EXERCISE INPUT
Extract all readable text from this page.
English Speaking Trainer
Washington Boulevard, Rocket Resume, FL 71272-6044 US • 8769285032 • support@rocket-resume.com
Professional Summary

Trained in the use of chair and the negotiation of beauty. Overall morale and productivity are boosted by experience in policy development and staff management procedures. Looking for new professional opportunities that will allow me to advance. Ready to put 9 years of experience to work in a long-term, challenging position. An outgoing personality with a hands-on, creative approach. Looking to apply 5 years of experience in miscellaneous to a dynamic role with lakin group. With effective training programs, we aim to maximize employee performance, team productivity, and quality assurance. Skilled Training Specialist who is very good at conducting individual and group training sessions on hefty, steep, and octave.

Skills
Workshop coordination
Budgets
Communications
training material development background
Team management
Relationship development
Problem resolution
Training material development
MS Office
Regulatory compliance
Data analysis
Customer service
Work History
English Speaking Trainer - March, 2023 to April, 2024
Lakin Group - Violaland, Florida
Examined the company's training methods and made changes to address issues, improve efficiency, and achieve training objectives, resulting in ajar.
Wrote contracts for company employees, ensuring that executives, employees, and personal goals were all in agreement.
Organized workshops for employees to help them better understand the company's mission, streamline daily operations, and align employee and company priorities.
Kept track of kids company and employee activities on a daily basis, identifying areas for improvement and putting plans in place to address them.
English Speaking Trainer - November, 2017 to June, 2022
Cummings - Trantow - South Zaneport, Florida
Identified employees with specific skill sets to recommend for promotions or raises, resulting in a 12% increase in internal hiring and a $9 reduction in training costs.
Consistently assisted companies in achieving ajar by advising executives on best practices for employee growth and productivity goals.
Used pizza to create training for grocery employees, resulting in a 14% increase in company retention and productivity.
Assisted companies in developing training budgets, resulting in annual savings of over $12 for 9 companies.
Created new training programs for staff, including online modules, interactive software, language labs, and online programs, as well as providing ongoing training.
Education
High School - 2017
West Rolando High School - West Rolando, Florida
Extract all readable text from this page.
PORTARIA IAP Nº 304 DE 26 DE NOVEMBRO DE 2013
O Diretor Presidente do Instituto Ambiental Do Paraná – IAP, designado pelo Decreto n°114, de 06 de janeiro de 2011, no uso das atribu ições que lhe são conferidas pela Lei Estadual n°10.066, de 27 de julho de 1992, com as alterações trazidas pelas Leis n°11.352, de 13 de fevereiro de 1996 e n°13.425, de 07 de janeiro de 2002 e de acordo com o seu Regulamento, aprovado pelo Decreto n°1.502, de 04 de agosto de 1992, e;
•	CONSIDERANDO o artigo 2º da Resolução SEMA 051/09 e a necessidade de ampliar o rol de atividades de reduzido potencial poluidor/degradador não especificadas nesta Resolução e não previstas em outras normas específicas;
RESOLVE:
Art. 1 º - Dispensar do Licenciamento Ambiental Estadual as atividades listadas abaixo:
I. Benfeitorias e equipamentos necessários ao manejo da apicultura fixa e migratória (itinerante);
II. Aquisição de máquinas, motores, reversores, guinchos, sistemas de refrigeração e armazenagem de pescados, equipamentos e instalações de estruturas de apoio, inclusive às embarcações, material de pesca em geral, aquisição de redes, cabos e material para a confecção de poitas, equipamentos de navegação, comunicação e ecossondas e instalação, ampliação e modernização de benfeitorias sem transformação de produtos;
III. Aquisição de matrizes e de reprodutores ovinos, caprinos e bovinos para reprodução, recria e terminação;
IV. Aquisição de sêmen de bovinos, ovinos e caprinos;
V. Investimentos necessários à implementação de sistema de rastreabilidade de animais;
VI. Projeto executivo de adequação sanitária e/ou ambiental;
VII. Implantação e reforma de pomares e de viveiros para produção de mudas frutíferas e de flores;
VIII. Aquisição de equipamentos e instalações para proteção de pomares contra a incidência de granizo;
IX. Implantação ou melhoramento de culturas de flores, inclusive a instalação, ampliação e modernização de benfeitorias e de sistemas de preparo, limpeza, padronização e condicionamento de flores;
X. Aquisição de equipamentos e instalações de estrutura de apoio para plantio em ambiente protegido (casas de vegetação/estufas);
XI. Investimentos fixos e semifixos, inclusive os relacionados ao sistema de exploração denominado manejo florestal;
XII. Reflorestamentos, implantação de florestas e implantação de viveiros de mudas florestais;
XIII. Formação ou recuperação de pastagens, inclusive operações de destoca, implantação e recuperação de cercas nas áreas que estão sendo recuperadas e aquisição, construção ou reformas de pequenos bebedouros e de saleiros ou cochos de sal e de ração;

TO BE DONE
Repeat each of the entries above precisely as given.

TASK OUTPUT
Extract all readable text from this page.
English Speaking Trainer
Washington Boulevard, Rocket Resume, FL 71272-6044 US • 8769285032 • support@rocket-resume.com
Professional Summary

Trained in the use of chair and the negotiation of beauty. Overall morale and productivity are boosted by experience in policy development and staff management procedures. Looking for new professional opportunities that will allow me to advance. Ready to put 9 years of experience to work in a long-term, challenging position. An outgoing personality with a hands-on, creative approach. Looking to apply 5 years of experience in miscellaneous to a dynamic role with lakin group. With effective training programs, we aim to maximize employee performance, team productivity, and quality assurance. Skilled Training Specialist who is very good at conducting individual and group training sessions on hefty, steep, and octave.

Skills
Workshop coordination
Budgets
Communications
training material development background
Team management
Relationship development
Problem resolution
Training material development
MS Office
Regulatory compliance
Data analysis
Customer service
Work History
English Speaking Trainer - March, 2023 to April, 2024
Lakin Group - Violaland, Florida
Examined the company's training methods and made changes to address issues, improve efficiency, and achieve training objectives, resulting in ajar.
Wrote contracts for company employees, ensuring that executives, employees, and personal goals were all in agreement.
Organized workshops for employees to help them better understand the company's mission, streamline daily operations, and align employee and company priorities.
Kept track of kids company and employee activities on a daily basis, identifying areas for improvement and putting plans in place to address them.
English Speaking Trainer - November, 2017 to June, 2022
Cummings - Trantow - South Zaneport, Florida
Identified employees with specific skill sets to recommend for promotions or raises, resulting in a 12% increase in internal hiring and a $9 reduction in training costs.
Consistently assisted companies in achieving ajar by advising executives on best practices for employee growth and productivity goals.
Used pizza to create training for grocery employees, resulting in a 14% increase in company retention and productivity.
Assisted companies in developing training budgets, resulting in annual savings of over $12 for 9 companies.
Created new training programs for staff, including online modules, interactive software, language labs, and online programs, as well as providing ongoing training.
Education
High School - 2017
West Rolando High School - West Rolando, Florida
Extract all readable text from this page.
PORTARIA IAP Nº 304 DE 26 DE NOVEMBRO DE 2013
O Diretor Presidente do Instituto Ambiental Do Paraná – IAP, designado pelo Decreto n°114, de 06 de janeiro de 2011, no uso das atribu ições que lhe são conferidas pela Lei Estadual n°10.066, de 27 de julho de 1992, com as alterações trazidas pelas Leis n°11.352, de 13 de fevereiro de 1996 e n°13.425, de 07 de janeiro de 2002 e de acordo com o seu Regulamento, aprovado pelo Decreto n°1.502, de 04 de agosto de 1992, e;
•	CONSIDERANDO o artigo 2º da Resolução SEMA 051/09 e a necessidade de ampliar o rol de atividades de reduzido potencial poluidor/degradador não especificadas nesta Resolução e não previstas em outras normas específicas;
RESOLVE:
Art. 1 º - Dispensar do Licenciamento Ambiental Estadual as atividades listadas abaixo:
I. Benfeitorias e equipamentos necessários ao manejo da apicultura fixa e migratória (itinerante);
II. Aquisição de máquinas, motores, reversores, guinchos, sistemas de refrigeração e armazenagem de pescados, equipamentos e instalações de estruturas de apoio, inclusive às embarcações, material de pesca em geral, aquisição de redes, cabos e material para a confecção de poitas, equipamentos de navegação, comunicação e ecossondas e instalação, ampliação e modernização de benfeitorias sem transformação de produtos;
III. Aquisição de matrizes e de reprodutores ovinos, caprinos e bovinos para reprodução, recria e terminação;
IV. Aquisição de sêmen de bovinos, ovinos e caprinos;
V. Investimentos necessários à implementação de sistema de rastreabilidade de animais;
VI. Projeto executivo de adequação sanitária e/ou ambiental;
VII. Implantação e reforma de pomares e de viveiros para produção de mudas frutíferas e de flores;
VIII. Aquisição de equipamentos e instalações para proteção de pomares contra a incidência de granizo;
IX. Implantação ou melhoramento de culturas de flores, inclusive a instalação, ampliação e modernização de benfeitorias e de sistemas de preparo, limpeza, padronização e condicionamento de flores;
X. Aquisição de equipamentos e instalações de estrutura de apoio para plantio em ambiente protegido (casas de vegetação/estufas);
XI. Investimentos fixos e semifixos, inclusive os relacionados ao sistema de exploração denominado manejo florestal;
XII. Reflorestamentos, implantação de florestas e implantação de viveiros de mudas florestais;
XIII. Formação ou recuperação de pastagens, inclusive operações de destoca, implantação e recuperação de cercas nas áreas que estão sendo recuperadas e aquisição, construção ou reformas de pequenos bebedouros e de saleiros ou cochos de sal e de ração;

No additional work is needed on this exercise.